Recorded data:
☆ ☆ ☆ ☆ ☆

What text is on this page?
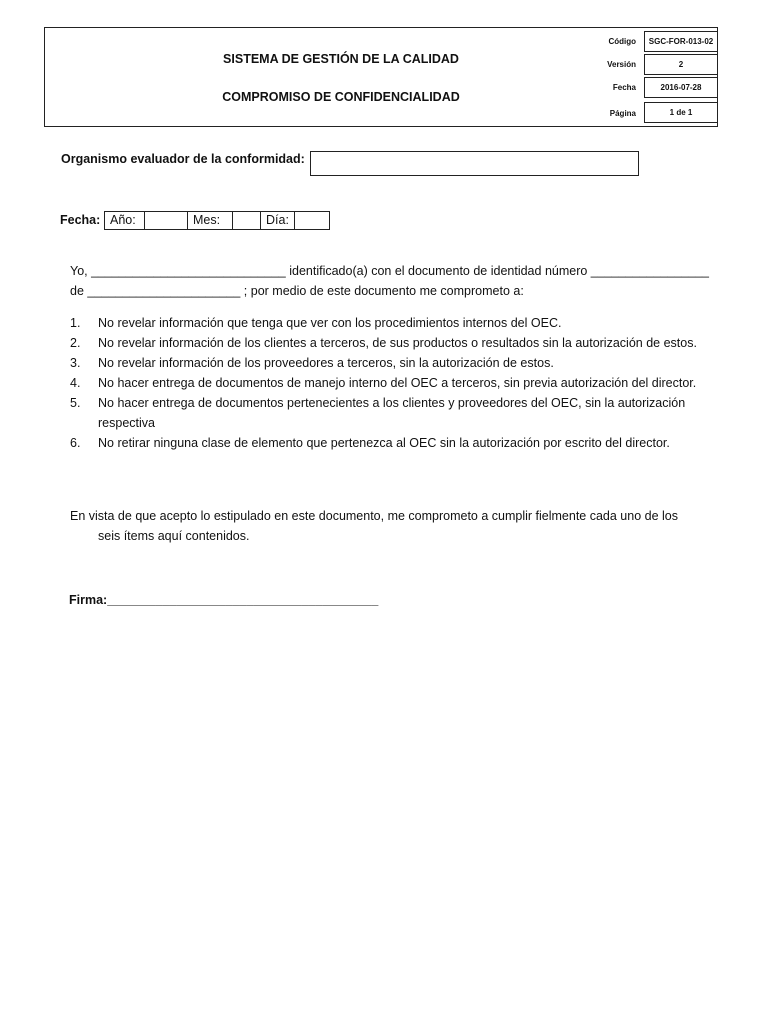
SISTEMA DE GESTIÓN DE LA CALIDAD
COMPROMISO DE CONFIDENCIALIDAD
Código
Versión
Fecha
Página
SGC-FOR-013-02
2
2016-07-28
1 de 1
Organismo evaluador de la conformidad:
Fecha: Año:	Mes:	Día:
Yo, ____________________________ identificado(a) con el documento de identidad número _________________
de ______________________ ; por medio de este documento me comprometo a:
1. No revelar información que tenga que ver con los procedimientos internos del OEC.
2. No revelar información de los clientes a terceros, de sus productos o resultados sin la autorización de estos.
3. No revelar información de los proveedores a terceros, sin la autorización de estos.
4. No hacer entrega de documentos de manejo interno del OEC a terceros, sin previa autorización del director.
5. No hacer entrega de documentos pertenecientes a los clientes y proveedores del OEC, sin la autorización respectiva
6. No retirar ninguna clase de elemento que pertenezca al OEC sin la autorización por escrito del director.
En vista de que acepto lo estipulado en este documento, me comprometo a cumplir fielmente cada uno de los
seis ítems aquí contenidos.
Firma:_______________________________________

☆ ☆ ☆ ☆ ☆

EXERCISE: Pictures stay out; repeat all the rest of the records exactly.

FINISHED ANSWER:
What text is on this page?
SISTEMA DE GESTIÓN DE LA CALIDAD
COMPROMISO DE CONFIDENCIALIDAD
Código
Versión
Fecha
Página
SGC-FOR-013-02
2
2016-07-28
1 de 1
Organismo evaluador de la conformidad:
Fecha: Año:	Mes:	Día:
Yo, ____________________________ identificado(a) con el documento de identidad número _________________
de ______________________ ; por medio de este documento me comprometo a:
1. No revelar información que tenga que ver con los procedimientos internos del OEC.
2. No revelar información de los clientes a terceros, de sus productos o resultados sin la autorización de estos.
3. No revelar información de los proveedores a terceros, sin la autorización de estos.
4. No hacer entrega de documentos de manejo interno del OEC a terceros, sin previa autorización del director.
5. No hacer entrega de documentos pertenecientes a los clientes y proveedores del OEC, sin la autorización respectiva
6. No retirar ninguna clase de elemento que pertenezca al OEC sin la autorización por escrito del director.
En vista de que acepto lo estipulado en este documento, me comprometo a cumplir fielmente cada uno de los
seis ítems aquí contenidos.
Firma:_______________________________________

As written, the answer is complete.